Copy the lines below word for word, from the first line through the line with "reverb-time-label-cell: 混响时间(s) xyxy=(223,526,391,572)", including that line.

__AVAILABLE RECORDS__.
▼▼▼

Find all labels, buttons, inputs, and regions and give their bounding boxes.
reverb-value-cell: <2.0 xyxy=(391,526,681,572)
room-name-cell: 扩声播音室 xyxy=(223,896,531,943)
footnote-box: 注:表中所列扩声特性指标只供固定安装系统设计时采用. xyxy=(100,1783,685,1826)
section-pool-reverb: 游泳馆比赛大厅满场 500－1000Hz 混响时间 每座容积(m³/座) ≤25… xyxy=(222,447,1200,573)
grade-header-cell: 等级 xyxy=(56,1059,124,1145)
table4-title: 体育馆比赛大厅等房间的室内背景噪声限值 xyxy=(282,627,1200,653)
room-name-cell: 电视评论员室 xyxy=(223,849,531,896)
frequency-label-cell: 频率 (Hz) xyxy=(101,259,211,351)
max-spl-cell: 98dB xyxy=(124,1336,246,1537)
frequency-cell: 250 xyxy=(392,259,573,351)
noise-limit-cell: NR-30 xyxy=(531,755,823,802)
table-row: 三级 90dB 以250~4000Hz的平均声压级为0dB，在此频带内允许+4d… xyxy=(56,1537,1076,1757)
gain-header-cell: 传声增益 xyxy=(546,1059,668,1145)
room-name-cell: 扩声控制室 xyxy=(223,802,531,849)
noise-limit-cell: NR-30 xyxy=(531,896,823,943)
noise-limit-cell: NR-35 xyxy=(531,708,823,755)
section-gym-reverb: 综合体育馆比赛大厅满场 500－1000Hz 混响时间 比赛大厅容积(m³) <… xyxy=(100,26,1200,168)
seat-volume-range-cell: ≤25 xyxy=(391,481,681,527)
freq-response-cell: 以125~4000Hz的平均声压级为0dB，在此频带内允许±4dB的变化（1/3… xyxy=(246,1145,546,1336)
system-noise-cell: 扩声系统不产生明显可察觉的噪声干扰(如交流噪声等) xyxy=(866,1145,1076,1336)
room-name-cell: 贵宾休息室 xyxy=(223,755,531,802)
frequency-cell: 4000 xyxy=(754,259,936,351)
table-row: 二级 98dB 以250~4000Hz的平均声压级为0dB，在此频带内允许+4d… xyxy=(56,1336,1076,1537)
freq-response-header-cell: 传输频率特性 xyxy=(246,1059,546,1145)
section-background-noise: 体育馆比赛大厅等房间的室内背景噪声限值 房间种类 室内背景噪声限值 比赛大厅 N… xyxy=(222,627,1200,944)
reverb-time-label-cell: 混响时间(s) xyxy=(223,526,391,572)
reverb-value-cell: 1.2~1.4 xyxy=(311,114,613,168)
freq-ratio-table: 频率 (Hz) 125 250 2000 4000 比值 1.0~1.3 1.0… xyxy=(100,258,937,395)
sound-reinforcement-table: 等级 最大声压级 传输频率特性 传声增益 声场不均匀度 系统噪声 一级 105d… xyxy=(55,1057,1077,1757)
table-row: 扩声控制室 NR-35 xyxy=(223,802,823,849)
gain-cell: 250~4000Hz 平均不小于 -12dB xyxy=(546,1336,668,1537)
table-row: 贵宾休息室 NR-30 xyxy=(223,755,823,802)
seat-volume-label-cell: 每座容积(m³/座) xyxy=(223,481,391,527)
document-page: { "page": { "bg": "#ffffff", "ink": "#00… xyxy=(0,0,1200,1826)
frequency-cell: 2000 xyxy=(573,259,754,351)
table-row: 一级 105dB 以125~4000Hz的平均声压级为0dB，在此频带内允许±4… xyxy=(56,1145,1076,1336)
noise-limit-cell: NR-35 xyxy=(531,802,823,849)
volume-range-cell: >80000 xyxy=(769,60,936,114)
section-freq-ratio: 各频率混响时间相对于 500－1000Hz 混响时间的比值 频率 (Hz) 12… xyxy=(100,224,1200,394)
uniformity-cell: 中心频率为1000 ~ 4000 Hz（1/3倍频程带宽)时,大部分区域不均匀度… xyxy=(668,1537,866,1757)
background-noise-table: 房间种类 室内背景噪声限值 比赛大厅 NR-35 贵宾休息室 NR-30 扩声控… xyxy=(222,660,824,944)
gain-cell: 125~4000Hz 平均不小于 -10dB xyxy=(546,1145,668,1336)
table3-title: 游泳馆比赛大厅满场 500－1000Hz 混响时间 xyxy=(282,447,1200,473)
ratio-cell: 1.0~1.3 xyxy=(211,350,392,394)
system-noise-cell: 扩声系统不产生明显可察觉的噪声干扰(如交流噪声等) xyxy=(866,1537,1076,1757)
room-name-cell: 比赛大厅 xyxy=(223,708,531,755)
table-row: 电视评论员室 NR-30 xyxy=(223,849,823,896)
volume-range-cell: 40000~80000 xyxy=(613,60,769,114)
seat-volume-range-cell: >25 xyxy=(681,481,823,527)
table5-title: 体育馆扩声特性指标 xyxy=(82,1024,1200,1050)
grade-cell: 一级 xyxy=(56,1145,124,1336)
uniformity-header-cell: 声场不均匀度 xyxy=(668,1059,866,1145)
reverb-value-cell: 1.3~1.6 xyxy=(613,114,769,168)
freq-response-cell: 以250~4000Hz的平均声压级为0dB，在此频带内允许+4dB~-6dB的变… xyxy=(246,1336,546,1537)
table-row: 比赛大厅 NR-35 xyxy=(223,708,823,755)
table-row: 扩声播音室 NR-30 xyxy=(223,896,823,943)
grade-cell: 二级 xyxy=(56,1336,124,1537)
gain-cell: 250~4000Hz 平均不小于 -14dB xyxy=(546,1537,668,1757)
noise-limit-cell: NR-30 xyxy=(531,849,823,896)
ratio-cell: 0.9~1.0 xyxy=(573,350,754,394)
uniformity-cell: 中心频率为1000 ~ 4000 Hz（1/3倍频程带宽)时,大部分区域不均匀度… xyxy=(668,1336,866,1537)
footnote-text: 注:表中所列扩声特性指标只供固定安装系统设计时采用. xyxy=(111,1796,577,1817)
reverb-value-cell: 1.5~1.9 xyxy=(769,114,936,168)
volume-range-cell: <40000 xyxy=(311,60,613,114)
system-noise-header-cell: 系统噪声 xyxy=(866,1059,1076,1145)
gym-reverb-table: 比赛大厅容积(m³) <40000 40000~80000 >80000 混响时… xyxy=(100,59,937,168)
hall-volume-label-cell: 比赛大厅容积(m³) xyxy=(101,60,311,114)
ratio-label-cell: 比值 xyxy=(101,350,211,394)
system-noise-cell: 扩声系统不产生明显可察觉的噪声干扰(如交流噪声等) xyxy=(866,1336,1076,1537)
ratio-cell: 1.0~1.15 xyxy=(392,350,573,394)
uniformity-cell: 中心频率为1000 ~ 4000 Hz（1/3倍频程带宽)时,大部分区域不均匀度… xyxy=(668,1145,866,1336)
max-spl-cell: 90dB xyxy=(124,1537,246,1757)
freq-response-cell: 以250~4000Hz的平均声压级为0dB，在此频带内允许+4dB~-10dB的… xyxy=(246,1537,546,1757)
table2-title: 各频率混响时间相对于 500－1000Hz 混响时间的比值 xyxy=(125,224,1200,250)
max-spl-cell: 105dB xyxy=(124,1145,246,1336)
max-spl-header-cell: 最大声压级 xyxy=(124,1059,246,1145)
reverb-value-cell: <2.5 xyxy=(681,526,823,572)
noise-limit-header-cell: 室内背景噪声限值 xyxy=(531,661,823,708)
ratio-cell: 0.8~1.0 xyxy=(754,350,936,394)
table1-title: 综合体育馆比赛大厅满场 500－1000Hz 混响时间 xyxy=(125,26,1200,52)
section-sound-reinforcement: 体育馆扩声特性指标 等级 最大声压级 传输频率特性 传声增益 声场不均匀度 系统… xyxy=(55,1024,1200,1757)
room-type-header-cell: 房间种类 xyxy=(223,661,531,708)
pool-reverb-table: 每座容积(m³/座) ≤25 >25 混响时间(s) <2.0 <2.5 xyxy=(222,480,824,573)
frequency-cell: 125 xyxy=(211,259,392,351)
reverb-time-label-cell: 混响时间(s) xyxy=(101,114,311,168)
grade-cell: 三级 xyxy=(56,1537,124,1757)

▲▲▲

__RESULT OF THIS EXERCISE__.
Find all labels, buttons, inputs, and regions and give their bounding boxes.
reverb-value-cell: <2.0 xyxy=(391,526,681,572)
room-name-cell: 扩声播音室 xyxy=(223,896,531,943)
footnote-box: 注:表中所列扩声特性指标只供固定安装系统设计时采用. xyxy=(100,1783,685,1826)
section-pool-reverb: 游泳馆比赛大厅满场 500－1000Hz 混响时间 每座容积(m³/座) ≤25… xyxy=(222,447,1200,573)
grade-header-cell: 等级 xyxy=(56,1059,124,1145)
table4-title: 体育馆比赛大厅等房间的室内背景噪声限值 xyxy=(282,627,1200,653)
room-name-cell: 电视评论员室 xyxy=(223,849,531,896)
frequency-label-cell: 频率 (Hz) xyxy=(101,259,211,351)
max-spl-cell: 98dB xyxy=(124,1336,246,1537)
frequency-cell: 250 xyxy=(392,259,573,351)
noise-limit-cell: NR-30 xyxy=(531,755,823,802)
table-row: 三级 90dB 以250~4000Hz的平均声压级为0dB，在此频带内允许+4d… xyxy=(56,1537,1076,1757)
gain-header-cell: 传声增益 xyxy=(546,1059,668,1145)
room-name-cell: 扩声控制室 xyxy=(223,802,531,849)
noise-limit-cell: NR-30 xyxy=(531,896,823,943)
noise-limit-cell: NR-35 xyxy=(531,708,823,755)
section-gym-reverb: 综合体育馆比赛大厅满场 500－1000Hz 混响时间 比赛大厅容积(m³) <… xyxy=(100,26,1200,168)
seat-volume-range-cell: ≤25 xyxy=(391,481,681,527)
freq-response-cell: 以125~4000Hz的平均声压级为0dB，在此频带内允许±4dB的变化（1/3… xyxy=(246,1145,546,1336)
system-noise-cell: 扩声系统不产生明显可察觉的噪声干扰(如交流噪声等) xyxy=(866,1145,1076,1336)
room-name-cell: 贵宾休息室 xyxy=(223,755,531,802)
frequency-cell: 4000 xyxy=(754,259,936,351)
table-row: 二级 98dB 以250~4000Hz的平均声压级为0dB，在此频带内允许+4d… xyxy=(56,1336,1076,1537)
freq-response-header-cell: 传输频率特性 xyxy=(246,1059,546,1145)
section-background-noise: 体育馆比赛大厅等房间的室内背景噪声限值 房间种类 室内背景噪声限值 比赛大厅 N… xyxy=(222,627,1200,944)
reverb-time-label-cell: 混响时间(s) xyxy=(223,526,391,572)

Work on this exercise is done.